→ **Written exercise**
Examine the entries below, count the lines holding the string "arrow", and respond with the number only.

## BEGIN Data rows

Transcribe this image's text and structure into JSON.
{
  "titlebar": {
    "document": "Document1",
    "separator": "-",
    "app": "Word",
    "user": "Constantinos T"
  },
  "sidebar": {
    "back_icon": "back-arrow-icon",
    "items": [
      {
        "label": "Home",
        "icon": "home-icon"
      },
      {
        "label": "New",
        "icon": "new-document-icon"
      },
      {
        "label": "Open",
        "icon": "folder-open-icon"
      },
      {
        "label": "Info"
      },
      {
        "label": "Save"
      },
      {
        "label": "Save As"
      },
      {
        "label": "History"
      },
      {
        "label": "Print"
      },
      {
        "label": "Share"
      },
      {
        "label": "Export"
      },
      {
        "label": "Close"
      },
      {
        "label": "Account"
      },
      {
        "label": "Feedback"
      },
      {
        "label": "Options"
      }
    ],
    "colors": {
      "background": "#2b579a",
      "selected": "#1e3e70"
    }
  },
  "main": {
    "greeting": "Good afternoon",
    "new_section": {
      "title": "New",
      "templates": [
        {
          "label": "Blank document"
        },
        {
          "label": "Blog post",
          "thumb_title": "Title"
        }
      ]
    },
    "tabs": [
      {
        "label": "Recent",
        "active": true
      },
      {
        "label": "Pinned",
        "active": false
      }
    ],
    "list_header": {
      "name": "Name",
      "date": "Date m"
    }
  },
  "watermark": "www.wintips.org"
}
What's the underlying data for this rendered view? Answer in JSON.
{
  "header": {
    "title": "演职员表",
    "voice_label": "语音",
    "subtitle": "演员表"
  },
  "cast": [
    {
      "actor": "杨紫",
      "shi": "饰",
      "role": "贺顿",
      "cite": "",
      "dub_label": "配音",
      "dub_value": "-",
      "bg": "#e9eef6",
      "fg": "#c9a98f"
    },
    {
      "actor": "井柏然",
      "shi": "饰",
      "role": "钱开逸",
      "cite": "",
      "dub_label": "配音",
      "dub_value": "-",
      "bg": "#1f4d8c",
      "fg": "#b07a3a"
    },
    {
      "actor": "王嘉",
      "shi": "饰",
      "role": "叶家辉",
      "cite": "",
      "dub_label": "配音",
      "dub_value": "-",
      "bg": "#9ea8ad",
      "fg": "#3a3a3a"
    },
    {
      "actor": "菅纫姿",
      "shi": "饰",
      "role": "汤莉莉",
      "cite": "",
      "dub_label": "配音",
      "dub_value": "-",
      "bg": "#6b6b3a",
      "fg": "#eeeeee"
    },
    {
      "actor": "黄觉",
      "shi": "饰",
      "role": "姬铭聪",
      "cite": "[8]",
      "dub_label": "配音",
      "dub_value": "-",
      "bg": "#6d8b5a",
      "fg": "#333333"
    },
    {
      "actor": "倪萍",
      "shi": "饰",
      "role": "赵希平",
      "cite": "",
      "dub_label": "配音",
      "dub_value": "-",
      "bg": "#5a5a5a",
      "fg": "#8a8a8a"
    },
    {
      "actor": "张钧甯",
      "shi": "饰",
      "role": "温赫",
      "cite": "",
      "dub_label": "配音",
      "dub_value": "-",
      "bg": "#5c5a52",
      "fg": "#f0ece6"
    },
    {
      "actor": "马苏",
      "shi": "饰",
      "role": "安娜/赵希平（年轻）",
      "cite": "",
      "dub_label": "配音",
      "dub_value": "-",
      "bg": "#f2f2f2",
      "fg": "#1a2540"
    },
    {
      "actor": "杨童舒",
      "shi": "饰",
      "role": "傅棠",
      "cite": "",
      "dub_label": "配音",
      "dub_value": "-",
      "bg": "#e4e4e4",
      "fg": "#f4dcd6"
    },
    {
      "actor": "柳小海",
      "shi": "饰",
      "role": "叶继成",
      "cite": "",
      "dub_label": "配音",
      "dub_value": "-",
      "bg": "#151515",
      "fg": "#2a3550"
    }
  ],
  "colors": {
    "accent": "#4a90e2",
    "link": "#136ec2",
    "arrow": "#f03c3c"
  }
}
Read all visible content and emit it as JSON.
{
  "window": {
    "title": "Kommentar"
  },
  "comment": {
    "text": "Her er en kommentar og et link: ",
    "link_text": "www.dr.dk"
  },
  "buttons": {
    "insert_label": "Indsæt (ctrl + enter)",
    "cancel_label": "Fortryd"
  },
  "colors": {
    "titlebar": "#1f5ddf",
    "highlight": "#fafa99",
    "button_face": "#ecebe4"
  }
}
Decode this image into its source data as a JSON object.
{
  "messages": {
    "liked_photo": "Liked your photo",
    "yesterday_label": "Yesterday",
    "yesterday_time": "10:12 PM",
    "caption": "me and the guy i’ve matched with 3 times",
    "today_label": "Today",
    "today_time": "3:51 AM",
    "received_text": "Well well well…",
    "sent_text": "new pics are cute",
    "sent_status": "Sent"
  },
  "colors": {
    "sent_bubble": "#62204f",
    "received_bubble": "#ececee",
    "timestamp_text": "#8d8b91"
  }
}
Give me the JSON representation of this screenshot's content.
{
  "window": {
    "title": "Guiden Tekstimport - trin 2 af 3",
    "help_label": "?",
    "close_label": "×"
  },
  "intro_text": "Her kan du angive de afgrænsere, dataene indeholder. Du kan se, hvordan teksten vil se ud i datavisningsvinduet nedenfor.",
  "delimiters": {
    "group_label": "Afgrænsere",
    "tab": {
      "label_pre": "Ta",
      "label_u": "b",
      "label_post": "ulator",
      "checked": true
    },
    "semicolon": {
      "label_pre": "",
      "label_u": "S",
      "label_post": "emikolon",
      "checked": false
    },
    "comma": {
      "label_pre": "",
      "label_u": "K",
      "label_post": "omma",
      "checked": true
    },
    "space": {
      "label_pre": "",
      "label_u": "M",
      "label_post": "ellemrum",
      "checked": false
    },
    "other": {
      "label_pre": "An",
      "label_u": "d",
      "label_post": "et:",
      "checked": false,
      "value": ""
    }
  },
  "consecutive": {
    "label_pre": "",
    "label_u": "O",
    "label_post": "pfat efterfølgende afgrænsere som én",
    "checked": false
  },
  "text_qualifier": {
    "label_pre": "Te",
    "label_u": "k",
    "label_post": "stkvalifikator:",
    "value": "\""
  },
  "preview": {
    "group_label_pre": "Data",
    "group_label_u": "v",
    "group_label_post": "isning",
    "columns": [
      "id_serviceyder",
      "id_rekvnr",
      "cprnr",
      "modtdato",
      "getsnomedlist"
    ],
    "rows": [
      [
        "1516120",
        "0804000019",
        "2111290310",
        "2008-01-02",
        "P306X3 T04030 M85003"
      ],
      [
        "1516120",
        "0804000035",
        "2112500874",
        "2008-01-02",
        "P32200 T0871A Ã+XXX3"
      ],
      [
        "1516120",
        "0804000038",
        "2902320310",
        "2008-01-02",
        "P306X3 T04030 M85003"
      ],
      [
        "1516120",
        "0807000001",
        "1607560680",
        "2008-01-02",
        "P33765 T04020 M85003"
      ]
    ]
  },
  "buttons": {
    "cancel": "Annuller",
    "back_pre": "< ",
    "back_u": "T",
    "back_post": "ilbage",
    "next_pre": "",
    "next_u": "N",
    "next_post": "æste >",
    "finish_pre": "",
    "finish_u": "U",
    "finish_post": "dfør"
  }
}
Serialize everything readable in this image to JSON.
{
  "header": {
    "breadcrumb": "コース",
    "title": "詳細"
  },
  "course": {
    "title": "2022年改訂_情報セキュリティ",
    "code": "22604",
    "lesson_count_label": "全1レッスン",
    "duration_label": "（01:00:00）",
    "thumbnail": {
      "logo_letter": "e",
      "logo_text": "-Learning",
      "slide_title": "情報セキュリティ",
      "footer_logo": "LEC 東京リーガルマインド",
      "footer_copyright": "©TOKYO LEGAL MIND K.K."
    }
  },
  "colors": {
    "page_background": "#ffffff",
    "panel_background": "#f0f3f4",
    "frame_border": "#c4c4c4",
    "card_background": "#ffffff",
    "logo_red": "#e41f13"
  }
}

## END Data rows

→ **Answer**
2